**SET EXERCISE:** Without altering anything, repeat each of the records.
━━━ DATA EXTRACT ━━━
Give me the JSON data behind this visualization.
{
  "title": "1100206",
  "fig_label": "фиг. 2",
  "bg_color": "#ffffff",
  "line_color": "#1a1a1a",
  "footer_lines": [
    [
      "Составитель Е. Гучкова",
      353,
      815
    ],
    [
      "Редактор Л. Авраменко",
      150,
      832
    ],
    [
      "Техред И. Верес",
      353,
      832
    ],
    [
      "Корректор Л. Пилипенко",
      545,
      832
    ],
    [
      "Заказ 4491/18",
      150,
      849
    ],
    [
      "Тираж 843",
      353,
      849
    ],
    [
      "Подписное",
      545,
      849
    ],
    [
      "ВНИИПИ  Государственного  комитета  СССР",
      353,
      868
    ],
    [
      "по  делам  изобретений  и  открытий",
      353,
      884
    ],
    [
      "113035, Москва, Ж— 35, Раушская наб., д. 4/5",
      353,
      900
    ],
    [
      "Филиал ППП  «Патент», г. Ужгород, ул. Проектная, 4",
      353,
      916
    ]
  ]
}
━━━
**THE REPLY:**
Give me the JSON data behind this visualization.
{
  "title": "1100206",
  "fig_label": "фиг. 2",
  "bg_color": "#ffffff",
  "line_color": "#1a1a1a",
  "footer_lines": [
    [
      "Составитель Е. Гучкова",
      353,
      815
    ],
    [
      "Редактор Л. Авраменко",
      150,
      832
    ],
    [
      "Техред И. Верес",
      353,
      832
    ],
    [
      "Корректор Л. Пилипенко",
      545,
      832
    ],
    [
      "Заказ 4491/18",
      150,
      849
    ],
    [
      "Тираж 843",
      353,
      849
    ],
    [
      "Подписное",
      545,
      849
    ],
    [
      "ВНИИПИ  Государственного  комитета  СССР",
      353,
      868
    ],
    [
      "по  делам  изобретений  и  открытий",
      353,
      884
    ],
    [
      "113035, Москва, Ж— 35, Раушская наб., д. 4/5",
      353,
      900
    ],
    [
      "Филиал ППП  «Патент», г. Ужгород, ул. Проектная, 4",
      353,
      916
    ]
  ]
}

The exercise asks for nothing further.